# DIRECTIONS FOR THIS TASK
Write out the listing exactly as it is given.

Records from a collection of figures:

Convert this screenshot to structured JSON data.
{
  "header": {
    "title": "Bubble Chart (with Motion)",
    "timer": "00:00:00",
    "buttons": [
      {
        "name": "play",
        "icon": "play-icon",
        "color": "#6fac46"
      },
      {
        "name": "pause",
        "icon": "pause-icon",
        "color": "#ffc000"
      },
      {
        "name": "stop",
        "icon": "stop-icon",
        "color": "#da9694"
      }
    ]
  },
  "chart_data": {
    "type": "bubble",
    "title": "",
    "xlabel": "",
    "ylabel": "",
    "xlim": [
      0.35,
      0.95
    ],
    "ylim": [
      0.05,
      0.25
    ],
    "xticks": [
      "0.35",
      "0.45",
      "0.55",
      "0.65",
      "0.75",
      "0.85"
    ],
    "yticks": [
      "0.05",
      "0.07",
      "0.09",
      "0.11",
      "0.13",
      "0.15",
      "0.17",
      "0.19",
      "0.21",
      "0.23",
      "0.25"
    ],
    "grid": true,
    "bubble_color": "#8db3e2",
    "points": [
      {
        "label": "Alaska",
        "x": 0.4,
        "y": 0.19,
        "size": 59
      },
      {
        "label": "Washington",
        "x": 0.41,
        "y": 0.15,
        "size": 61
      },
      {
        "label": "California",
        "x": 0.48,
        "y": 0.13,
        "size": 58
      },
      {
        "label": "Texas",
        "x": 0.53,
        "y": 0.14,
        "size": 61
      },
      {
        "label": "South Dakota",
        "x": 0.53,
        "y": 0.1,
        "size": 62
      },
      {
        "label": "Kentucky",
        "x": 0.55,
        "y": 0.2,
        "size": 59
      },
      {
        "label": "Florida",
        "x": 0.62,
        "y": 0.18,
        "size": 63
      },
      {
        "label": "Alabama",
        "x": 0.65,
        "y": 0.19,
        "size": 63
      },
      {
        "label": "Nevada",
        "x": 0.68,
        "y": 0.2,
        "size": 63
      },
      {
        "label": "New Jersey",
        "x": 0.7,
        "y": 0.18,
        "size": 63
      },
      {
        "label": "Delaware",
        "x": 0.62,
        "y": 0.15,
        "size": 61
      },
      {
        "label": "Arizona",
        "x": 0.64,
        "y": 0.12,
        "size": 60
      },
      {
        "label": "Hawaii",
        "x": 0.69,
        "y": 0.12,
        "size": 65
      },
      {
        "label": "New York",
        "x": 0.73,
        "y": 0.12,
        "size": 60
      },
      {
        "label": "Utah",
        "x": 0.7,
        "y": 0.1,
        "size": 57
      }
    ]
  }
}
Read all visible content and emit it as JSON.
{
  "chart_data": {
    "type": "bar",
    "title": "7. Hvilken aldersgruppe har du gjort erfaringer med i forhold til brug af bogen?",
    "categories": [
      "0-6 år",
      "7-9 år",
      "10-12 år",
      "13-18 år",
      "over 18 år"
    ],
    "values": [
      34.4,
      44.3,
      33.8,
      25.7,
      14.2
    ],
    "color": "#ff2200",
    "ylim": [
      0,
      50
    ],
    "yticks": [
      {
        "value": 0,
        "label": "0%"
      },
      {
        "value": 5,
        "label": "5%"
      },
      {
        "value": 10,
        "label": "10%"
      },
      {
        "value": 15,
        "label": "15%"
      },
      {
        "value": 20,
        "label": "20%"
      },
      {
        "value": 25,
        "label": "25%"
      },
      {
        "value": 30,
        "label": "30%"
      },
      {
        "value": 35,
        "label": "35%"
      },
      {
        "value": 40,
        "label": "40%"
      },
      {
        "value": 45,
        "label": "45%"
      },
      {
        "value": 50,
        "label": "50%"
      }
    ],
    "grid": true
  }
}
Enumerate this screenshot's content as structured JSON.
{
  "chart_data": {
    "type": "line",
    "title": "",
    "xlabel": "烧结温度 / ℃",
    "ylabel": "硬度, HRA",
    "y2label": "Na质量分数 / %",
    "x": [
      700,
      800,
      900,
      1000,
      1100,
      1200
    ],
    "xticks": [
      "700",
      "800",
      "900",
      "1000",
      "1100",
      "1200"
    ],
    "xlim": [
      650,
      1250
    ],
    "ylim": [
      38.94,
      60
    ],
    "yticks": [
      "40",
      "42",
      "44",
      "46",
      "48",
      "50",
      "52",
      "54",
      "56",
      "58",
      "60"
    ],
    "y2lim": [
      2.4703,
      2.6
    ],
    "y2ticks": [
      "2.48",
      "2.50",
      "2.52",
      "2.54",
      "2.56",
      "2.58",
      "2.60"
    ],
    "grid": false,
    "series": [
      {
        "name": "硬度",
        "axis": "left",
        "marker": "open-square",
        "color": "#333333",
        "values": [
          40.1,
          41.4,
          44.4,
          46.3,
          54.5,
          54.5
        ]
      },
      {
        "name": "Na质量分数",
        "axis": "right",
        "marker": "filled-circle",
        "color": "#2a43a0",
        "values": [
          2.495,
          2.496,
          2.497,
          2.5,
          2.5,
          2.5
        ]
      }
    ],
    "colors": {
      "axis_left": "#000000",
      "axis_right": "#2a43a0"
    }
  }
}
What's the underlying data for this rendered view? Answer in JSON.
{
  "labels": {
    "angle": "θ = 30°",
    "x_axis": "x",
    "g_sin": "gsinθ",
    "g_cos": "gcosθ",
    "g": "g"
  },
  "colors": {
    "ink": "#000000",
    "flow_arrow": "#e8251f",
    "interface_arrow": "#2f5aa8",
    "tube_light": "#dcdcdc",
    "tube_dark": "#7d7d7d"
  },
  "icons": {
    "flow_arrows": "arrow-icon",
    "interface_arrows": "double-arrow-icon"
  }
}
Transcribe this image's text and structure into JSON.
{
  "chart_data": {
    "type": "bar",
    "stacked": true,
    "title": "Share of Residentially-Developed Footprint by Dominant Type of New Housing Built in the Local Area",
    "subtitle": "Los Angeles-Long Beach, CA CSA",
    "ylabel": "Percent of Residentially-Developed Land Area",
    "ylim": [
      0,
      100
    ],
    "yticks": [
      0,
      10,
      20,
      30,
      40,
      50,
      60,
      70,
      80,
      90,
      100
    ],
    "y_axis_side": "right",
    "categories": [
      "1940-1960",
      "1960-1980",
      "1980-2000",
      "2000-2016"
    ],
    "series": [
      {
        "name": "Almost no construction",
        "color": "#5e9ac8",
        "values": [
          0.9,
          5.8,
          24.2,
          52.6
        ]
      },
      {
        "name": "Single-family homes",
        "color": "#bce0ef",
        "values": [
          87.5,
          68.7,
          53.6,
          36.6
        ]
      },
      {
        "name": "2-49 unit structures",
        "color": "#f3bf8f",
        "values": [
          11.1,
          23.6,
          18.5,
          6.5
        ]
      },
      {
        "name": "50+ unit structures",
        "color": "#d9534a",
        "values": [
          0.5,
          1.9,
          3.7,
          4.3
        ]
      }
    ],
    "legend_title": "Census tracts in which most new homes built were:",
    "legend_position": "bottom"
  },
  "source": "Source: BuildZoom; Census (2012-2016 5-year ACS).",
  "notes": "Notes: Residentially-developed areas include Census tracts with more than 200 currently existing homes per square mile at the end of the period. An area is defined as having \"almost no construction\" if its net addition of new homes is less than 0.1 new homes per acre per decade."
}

# PROBLEM SOLUTION
Convert this screenshot to structured JSON data.
{
  "header": {
    "title": "Bubble Chart (with Motion)",
    "timer": "00:00:00",
    "buttons": [
      {
        "name": "play",
        "icon": "play-icon",
        "color": "#6fac46"
      },
      {
        "name": "pause",
        "icon": "pause-icon",
        "color": "#ffc000"
      },
      {
        "name": "stop",
        "icon": "stop-icon",
        "color": "#da9694"
      }
    ]
  },
  "chart_data": {
    "type": "bubble",
    "title": "",
    "xlabel": "",
    "ylabel": "",
    "xlim": [
      0.35,
      0.95
    ],
    "ylim": [
      0.05,
      0.25
    ],
    "xticks": [
      "0.35",
      "0.45",
      "0.55",
      "0.65",
      "0.75",
      "0.85"
    ],
    "yticks": [
      "0.05",
      "0.07",
      "0.09",
      "0.11",
      "0.13",
      "0.15",
      "0.17",
      "0.19",
      "0.21",
      "0.23",
      "0.25"
    ],
    "grid": true,
    "bubble_color": "#8db3e2",
    "points": [
      {
        "label": "Alaska",
        "x": 0.4,
        "y": 0.19,
        "size": 59
      },
      {
        "label": "Washington",
        "x": 0.41,
        "y": 0.15,
        "size": 61
      },
      {
        "label": "California",
        "x": 0.48,
        "y": 0.13,
        "size": 58
      },
      {
        "label": "Texas",
        "x": 0.53,
        "y": 0.14,
        "size": 61
      },
      {
        "label": "South Dakota",
        "x": 0.53,
        "y": 0.1,
        "size": 62
      },
      {
        "label": "Kentucky",
        "x": 0.55,
        "y": 0.2,
        "size": 59
      },
      {
        "label": "Florida",
        "x": 0.62,
        "y": 0.18,
        "size": 63
      },
      {
        "label": "Alabama",
        "x": 0.65,
        "y": 0.19,
        "size": 63
      },
      {
        "label": "Nevada",
        "x": 0.68,
        "y": 0.2,
        "size": 63
      },
      {
        "label": "New Jersey",
        "x": 0.7,
        "y": 0.18,
        "size": 63
      },
      {
        "label": "Delaware",
        "x": 0.62,
        "y": 0.15,
        "size": 61
      },
      {
        "label": "Arizona",
        "x": 0.64,
        "y": 0.12,
        "size": 60
      },
      {
        "label": "Hawaii",
        "x": 0.69,
        "y": 0.12,
        "size": 65
      },
      {
        "label": "New York",
        "x": 0.73,
        "y": 0.12,
        "size": 60
      },
      {
        "label": "Utah",
        "x": 0.7,
        "y": 0.1,
        "size": 57
      }
    ]
  }
}
Read all visible content and emit it as JSON.
{
  "chart_data": {
    "type": "bar",
    "title": "7. Hvilken aldersgruppe har du gjort erfaringer med i forhold til brug af bogen?",
    "categories": [
      "0-6 år",
      "7-9 år",
      "10-12 år",
      "13-18 år",
      "over 18 år"
    ],
    "values": [
      34.4,
      44.3,
      33.8,
      25.7,
      14.2
    ],
    "color": "#ff2200",
    "ylim": [
      0,
      50
    ],
    "yticks": [
      {
        "value": 0,
        "label": "0%"
      },
      {
        "value": 5,
        "label": "5%"
      },
      {
        "value": 10,
        "label": "10%"
      },
      {
        "value": 15,
        "label": "15%"
      },
      {
        "value": 20,
        "label": "20%"
      },
      {
        "value": 25,
        "label": "25%"
      },
      {
        "value": 30,
        "label": "30%"
      },
      {
        "value": 35,
        "label": "35%"
      },
      {
        "value": 40,
        "label": "40%"
      },
      {
        "value": 45,
        "label": "45%"
      },
      {
        "value": 50,
        "label": "50%"
      }
    ],
    "grid": true
  }
}
Enumerate this screenshot's content as structured JSON.
{
  "chart_data": {
    "type": "line",
    "title": "",
    "xlabel": "烧结温度 / ℃",
    "ylabel": "硬度, HRA",
    "y2label": "Na质量分数 / %",
    "x": [
      700,
      800,
      900,
      1000,
      1100,
      1200
    ],
    "xticks": [
      "700",
      "800",
      "900",
      "1000",
      "1100",
      "1200"
    ],
    "xlim": [
      650,
      1250
    ],
    "ylim": [
      38.94,
      60
    ],
    "yticks": [
      "40",
      "42",
      "44",
      "46",
      "48",
      "50",
      "52",
      "54",
      "56",
      "58",
      "60"
    ],
    "y2lim": [
      2.4703,
      2.6
    ],
    "y2ticks": [
      "2.48",
      "2.50",
      "2.52",
      "2.54",
      "2.56",
      "2.58",
      "2.60"
    ],
    "grid": false,
    "series": [
      {
        "name": "硬度",
        "axis": "left",
        "marker": "open-square",
        "color": "#333333",
        "values": [
          40.1,
          41.4,
          44.4,
          46.3,
          54.5,
          54.5
        ]
      },
      {
        "name": "Na质量分数",
        "axis": "right",
        "marker": "filled-circle",
        "color": "#2a43a0",
        "values": [
          2.495,
          2.496,
          2.497,
          2.5,
          2.5,
          2.5
        ]
      }
    ],
    "colors": {
      "axis_left": "#000000",
      "axis_right": "#2a43a0"
    }
  }
}
What's the underlying data for this rendered view? Answer in JSON.
{
  "labels": {
    "angle": "θ = 30°",
    "x_axis": "x",
    "g_sin": "gsinθ",
    "g_cos": "gcosθ",
    "g": "g"
  },
  "colors": {
    "ink": "#000000",
    "flow_arrow": "#e8251f",
    "interface_arrow": "#2f5aa8",
    "tube_light": "#dcdcdc",
    "tube_dark": "#7d7d7d"
  },
  "icons": {
    "flow_arrows": "arrow-icon",
    "interface_arrows": "double-arrow-icon"
  }
}
Transcribe this image's text and structure into JSON.
{
  "chart_data": {
    "type": "bar",
    "stacked": true,
    "title": "Share of Residentially-Developed Footprint by Dominant Type of New Housing Built in the Local Area",
    "subtitle": "Los Angeles-Long Beach, CA CSA",
    "ylabel": "Percent of Residentially-Developed Land Area",
    "ylim": [
      0,
      100
    ],
    "yticks": [
      0,
      10,
      20,
      30,
      40,
      50,
      60,
      70,
      80,
      90,
      100
    ],
    "y_axis_side": "right",
    "categories": [
      "1940-1960",
      "1960-1980",
      "1980-2000",
      "2000-2016"
    ],
    "series": [
      {
        "name": "Almost no construction",
        "color": "#5e9ac8",
        "values": [
          0.9,
          5.8,
          24.2,
          52.6
        ]
      },
      {
        "name": "Single-family homes",
        "color": "#bce0ef",
        "values": [
          87.5,
          68.7,
          53.6,
          36.6
        ]
      },
      {
        "name": "2-49 unit structures",
        "color": "#f3bf8f",
        "values": [
          11.1,
          23.6,
          18.5,
          6.5
        ]
      },
      {
        "name": "50+ unit structures",
        "color": "#d9534a",
        "values": [
          0.5,
          1.9,
          3.7,
          4.3
        ]
      }
    ],
    "legend_title": "Census tracts in which most new homes built were:",
    "legend_position": "bottom"
  },
  "source": "Source: BuildZoom; Census (2012-2016 5-year ACS).",
  "notes": "Notes: Residentially-developed areas include Census tracts with more than 200 currently existing homes per square mile at the end of the period. An area is defined as having \"almost no construction\" if its net addition of new homes is less than 0.1 new homes per acre per decade."
}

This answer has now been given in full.